--- start Task inputs ---

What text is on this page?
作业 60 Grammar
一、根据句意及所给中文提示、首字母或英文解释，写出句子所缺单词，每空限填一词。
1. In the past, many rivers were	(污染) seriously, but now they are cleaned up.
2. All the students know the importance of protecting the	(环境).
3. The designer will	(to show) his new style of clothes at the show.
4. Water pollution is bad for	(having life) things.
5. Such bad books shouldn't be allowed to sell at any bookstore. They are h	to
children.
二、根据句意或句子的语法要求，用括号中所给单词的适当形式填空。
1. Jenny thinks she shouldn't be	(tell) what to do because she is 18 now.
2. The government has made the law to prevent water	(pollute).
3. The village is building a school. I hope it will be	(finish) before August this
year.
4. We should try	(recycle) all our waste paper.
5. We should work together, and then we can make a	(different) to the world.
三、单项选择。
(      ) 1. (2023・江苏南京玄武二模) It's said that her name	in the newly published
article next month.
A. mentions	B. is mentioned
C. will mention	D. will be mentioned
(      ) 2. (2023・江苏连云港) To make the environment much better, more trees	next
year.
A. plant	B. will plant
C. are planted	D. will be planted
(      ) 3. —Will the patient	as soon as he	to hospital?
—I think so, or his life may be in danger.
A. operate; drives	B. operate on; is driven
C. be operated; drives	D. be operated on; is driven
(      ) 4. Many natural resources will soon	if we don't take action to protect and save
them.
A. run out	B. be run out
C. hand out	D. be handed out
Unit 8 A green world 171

--- end Task inputs ---

Problem to work on
Using the listing above, please repeat every entry exactly.

Completed exercise
What text is on this page?
作业 60 Grammar
一、根据句意及所给中文提示、首字母或英文解释，写出句子所缺单词，每空限填一词。
1. In the past, many rivers were	(污染) seriously, but now they are cleaned up.
2. All the students know the importance of protecting the	(环境).
3. The designer will	(to show) his new style of clothes at the show.
4. Water pollution is bad for	(having life) things.
5. Such bad books shouldn't be allowed to sell at any bookstore. They are h	to
children.
二、根据句意或句子的语法要求，用括号中所给单词的适当形式填空。
1. Jenny thinks she shouldn't be	(tell) what to do because she is 18 now.
2. The government has made the law to prevent water	(pollute).
3. The village is building a school. I hope it will be	(finish) before August this
year.
4. We should try	(recycle) all our waste paper.
5. We should work together, and then we can make a	(different) to the world.
三、单项选择。
(      ) 1. (2023・江苏南京玄武二模) It's said that her name	in the newly published
article next month.
A. mentions	B. is mentioned
C. will mention	D. will be mentioned
(      ) 2. (2023・江苏连云港) To make the environment much better, more trees	next
year.
A. plant	B. will plant
C. are planted	D. will be planted
(      ) 3. —Will the patient	as soon as he	to hospital?
—I think so, or his life may be in danger.
A. operate; drives	B. operate on; is driven
C. be operated; drives	D. be operated on; is driven
(      ) 4. Many natural resources will soon	if we don't take action to protect and save
them.
A. run out	B. be run out
C. hand out	D. be handed out
Unit 8 A green world 171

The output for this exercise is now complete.